** BEGIN DOCUMENT EXCERPT **

Monday, January 25, 2010

MMM: Outside the box {Haiti}

The last couple of weeks have been rough for my family and at the lowest point I found myself exhausted, frustruated, emotionally drained and just plain sad....then I started seeing images from the earthquake in Haiti.  It moved me to shift my perspectives in a quick hurry.

I had a rough week at work.  Working way more hours than usual, dealing with stressful people situations and having trouble communicating objectives.  But I have a job that I enjoy.  My place of employment could be a mess of rubble on the ground.

My house is a wreck.  My Christmas tree is still up.  I am overwhelmed at where to start to reorganize after Christmas.  But our home is standing and warm and I never fear for where we will sleep at night.  We are clothed and fed.  I have never given a second thought to to walking to the sink when I am thirsty and getting a clean glass of water.

My children have not slept well.  Two of the three have taken turns being sick and demanding.  One has had me so worried about his health at points that I couldn't function.  I've been at the end of my parenting rope.  But I have not gone to bed a single night wondering where my children were, whether they were safe or hungry or cold or scared or alone.  I am blessed to have accessible and affodable healthcare.  I am blessed to have access to doctors and nurses at a moment's notice.

I lost the last of my grandparents last weekend.  My children will not know any of their great-grandparents from my side of the family.  But each of the four of them lived long and full lives.  Their lives were taken neither suddenly nor tragically.  The each lived long enough to know their grandchildren and to be remembered.

I had the kind of week that left me without words when I prayed.  I didn't even know what to pray.  That said, I cannot imagine the prayers of the Haitian believers who lost their homes, their place of employment, family members. Everything.  The little that they had.  Gone.  How do you even begin to pray again?  And how do you get through it without praying?  How do you grasp an understanding of God as creator amidst that kind of destruction?  But how do you deal with that kind of destruction without faith in God?  Mind-boggling.

Against the backdrop of the suffering in Haiti, I've been left with an amazing sense of thanksgiving and also responsibility.  Thanksgiving and rejoicing for all the ways I have been blessed...beyond measure really.  And responsibility to teach my children from a young age just how blessed they are.  I want them to also feel a sense of responsibility for not only acknowledging their blessings, but sharing them.

So this Monday, I tried to reach outside the box with our MMM activity...way outside the box.  Even outside the country.  Today we have been talking about the earthquake in Haiti.  I know they are young and I had reasonable expectations for how much they could grasp, but I'm praying that we can continue to show them that there is a bigger world around them.

That said, the boys are 3 and 2 so we definitely kept it really simple.

First we talked a little bit about earthquakes.  KJ especially was very curious about this.  I asked what he thought an earthquake was and he said...Maybe like a cat or a dog or something like that.

Not quite.

So  I used this earth-quake simulator online to show them how buildings are effected when the ground trembles.  I tried to choose my words carefully about how blessed we are to live in a strong house made of bricks that has a good chance of survival in bad weather (don't want anyone having nightmares).  Mostly the boys just liked pushing buttons on the computer (a rare treat), and watching the building crumble.

Then we played with blocks.  Made towers and knocked them down.  Luckily the simulation of an earthquake was pretty easy in this activity since we have a live-in-destructor (Cbug).

** END DOCUMENT EXCERPT **

# THE REQUEST:
In the blog post about the Haiti earthquake, what did KJ say he thought an earthquake was?

** BEGIN ITEMS **

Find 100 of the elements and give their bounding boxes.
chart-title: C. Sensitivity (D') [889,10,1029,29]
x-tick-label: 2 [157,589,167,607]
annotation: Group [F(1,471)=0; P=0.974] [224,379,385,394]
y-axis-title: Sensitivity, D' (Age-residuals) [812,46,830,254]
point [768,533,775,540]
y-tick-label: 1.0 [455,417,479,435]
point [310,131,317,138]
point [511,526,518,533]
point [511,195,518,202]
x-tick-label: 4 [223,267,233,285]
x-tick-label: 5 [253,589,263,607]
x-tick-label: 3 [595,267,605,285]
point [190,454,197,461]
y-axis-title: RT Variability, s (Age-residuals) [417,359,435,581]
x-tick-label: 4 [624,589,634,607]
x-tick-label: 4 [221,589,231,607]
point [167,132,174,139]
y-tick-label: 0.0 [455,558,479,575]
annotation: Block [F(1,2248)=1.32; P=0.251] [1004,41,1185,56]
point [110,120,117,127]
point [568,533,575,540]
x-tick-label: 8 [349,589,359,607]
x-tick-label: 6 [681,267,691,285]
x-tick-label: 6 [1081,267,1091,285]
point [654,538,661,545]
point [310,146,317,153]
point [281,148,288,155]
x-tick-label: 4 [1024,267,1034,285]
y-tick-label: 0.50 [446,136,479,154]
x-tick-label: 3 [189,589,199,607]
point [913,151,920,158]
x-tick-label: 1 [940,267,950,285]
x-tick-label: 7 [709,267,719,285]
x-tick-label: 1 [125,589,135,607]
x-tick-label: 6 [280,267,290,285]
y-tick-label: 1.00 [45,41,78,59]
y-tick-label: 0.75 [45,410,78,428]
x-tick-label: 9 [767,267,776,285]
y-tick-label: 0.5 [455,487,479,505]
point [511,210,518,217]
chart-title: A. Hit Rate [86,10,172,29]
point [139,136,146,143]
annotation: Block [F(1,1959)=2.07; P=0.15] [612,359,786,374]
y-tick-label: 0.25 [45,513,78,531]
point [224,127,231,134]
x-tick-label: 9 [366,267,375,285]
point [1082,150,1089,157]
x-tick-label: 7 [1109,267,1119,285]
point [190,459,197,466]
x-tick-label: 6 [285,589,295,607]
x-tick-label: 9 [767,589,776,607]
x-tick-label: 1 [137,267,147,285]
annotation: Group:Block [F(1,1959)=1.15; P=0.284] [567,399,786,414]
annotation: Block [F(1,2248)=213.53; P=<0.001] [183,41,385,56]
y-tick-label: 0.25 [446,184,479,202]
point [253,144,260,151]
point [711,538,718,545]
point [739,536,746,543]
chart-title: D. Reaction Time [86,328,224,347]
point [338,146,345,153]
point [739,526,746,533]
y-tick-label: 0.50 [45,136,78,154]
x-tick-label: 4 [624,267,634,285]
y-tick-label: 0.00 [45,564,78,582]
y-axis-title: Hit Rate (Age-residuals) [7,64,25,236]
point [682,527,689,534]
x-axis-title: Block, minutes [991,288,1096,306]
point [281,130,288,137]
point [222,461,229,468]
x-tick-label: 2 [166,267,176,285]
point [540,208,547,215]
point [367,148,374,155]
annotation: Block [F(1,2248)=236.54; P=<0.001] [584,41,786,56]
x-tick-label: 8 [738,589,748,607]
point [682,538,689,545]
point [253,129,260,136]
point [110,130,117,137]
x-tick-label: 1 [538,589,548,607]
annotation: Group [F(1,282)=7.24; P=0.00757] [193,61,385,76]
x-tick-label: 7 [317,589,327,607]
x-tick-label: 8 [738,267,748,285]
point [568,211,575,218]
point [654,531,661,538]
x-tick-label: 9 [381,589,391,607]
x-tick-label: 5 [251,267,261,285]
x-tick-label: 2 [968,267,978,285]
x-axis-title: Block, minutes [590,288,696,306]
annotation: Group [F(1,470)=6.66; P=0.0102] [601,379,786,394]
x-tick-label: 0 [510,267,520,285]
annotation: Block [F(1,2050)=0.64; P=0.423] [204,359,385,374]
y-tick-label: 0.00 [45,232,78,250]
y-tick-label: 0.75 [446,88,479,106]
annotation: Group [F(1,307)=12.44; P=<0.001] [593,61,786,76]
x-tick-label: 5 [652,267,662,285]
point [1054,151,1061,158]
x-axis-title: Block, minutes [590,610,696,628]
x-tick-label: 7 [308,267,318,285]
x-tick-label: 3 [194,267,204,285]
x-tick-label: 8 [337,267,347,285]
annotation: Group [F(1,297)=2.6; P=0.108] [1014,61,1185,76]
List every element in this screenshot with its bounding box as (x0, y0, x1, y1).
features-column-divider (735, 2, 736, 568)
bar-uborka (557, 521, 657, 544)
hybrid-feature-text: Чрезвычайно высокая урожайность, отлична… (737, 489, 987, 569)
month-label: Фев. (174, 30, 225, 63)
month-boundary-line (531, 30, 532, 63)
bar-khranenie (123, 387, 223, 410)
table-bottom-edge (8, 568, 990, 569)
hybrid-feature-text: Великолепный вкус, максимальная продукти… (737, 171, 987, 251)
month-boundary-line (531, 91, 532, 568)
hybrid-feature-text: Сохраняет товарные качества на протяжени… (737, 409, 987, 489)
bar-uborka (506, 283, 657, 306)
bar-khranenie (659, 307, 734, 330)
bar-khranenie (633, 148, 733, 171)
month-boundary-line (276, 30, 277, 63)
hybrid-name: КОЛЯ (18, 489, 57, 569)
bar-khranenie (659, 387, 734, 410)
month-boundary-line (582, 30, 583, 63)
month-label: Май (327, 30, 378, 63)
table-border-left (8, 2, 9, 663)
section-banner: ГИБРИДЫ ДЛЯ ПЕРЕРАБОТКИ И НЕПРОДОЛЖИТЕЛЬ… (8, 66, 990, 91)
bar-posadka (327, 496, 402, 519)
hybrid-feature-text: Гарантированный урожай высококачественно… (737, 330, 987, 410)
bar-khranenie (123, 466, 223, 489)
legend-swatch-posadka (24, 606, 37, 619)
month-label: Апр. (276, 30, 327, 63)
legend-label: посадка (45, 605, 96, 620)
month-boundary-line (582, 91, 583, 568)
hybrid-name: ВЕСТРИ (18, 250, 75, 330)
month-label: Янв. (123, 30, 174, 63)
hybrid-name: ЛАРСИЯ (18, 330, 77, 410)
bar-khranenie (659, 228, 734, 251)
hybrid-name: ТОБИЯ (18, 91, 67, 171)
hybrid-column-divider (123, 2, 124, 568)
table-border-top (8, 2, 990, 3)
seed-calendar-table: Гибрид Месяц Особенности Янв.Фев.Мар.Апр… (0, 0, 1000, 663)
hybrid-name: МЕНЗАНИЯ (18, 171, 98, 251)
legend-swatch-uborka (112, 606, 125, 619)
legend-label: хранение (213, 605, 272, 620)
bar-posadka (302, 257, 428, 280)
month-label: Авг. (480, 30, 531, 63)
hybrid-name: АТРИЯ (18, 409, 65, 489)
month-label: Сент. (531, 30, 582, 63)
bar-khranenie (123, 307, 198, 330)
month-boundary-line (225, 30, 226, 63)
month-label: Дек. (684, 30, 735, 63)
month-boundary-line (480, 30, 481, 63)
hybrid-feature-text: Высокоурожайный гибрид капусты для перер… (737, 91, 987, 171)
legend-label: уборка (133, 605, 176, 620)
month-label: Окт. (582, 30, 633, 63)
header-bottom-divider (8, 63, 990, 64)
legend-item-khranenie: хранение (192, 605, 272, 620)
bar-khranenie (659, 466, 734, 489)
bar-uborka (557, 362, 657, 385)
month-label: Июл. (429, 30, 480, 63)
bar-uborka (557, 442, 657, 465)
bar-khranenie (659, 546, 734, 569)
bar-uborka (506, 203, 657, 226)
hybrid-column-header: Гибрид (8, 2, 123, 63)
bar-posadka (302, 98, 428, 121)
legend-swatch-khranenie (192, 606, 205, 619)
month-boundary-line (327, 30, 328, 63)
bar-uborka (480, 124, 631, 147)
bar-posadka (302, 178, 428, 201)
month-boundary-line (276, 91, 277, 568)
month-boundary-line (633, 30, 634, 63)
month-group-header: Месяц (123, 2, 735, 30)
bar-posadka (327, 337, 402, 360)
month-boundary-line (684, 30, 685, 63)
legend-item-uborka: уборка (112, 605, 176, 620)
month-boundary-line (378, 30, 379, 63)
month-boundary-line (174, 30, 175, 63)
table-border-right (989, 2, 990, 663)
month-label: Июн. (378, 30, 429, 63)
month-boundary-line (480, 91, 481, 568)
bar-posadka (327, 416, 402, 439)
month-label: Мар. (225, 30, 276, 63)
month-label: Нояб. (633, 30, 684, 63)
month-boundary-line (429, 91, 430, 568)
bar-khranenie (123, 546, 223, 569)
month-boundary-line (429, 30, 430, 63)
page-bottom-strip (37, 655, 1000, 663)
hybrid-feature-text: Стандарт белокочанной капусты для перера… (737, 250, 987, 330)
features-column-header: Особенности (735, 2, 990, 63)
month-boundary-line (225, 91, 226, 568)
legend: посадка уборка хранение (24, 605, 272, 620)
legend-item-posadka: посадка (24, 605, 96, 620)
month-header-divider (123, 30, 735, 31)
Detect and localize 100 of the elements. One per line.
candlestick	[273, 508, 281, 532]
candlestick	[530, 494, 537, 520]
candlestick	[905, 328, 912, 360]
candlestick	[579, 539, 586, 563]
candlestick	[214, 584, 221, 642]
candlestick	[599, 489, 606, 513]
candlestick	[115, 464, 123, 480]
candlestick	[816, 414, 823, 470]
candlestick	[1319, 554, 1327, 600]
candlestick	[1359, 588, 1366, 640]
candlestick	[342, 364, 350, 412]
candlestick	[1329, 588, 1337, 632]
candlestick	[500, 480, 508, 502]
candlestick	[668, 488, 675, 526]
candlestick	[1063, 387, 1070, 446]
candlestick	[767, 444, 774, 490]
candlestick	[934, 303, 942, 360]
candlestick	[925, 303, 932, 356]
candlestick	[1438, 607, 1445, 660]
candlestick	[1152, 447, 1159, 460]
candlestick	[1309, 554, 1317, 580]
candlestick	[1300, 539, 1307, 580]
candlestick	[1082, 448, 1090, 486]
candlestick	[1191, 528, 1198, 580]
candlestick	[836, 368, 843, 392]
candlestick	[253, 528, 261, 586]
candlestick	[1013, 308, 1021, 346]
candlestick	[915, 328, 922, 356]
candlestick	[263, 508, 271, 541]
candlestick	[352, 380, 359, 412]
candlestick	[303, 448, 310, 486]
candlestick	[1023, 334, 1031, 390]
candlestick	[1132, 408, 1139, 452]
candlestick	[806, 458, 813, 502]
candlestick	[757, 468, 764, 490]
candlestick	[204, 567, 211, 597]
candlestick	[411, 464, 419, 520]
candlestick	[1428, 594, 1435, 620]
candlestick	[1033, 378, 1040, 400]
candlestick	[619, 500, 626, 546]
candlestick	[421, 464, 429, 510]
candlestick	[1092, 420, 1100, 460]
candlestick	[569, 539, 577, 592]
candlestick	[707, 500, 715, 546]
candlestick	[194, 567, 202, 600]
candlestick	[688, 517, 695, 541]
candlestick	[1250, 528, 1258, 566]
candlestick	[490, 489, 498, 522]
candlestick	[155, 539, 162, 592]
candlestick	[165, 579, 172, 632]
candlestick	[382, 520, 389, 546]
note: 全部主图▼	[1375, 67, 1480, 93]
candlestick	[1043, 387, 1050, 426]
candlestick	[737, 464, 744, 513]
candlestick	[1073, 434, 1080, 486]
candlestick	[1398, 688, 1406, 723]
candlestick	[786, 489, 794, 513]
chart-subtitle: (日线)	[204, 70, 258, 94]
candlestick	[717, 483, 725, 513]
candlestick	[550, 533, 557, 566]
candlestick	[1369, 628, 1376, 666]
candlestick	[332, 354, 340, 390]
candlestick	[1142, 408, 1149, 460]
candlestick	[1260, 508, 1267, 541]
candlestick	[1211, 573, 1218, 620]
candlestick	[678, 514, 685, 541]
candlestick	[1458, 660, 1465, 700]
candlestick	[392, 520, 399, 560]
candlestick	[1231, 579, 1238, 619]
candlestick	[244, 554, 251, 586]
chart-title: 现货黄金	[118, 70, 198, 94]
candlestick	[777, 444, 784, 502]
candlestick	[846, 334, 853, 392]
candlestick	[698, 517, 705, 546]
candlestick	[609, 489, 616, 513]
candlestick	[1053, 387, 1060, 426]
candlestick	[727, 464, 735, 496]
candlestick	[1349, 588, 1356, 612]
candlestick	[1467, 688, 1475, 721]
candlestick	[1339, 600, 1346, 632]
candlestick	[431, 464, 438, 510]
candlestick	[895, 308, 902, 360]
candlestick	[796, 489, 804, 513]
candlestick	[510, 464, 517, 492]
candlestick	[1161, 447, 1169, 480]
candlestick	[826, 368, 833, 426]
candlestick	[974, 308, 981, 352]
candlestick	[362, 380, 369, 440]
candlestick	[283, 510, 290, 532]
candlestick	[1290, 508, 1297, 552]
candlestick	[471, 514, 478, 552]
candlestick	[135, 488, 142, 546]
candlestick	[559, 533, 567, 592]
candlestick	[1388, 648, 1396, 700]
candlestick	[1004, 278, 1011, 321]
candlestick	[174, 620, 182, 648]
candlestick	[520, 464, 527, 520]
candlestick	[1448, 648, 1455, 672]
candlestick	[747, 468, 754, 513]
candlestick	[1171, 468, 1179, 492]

** END ITEMS **

# WRITTEN SOLUTION:
Maybe like a cat or a dog or something like that.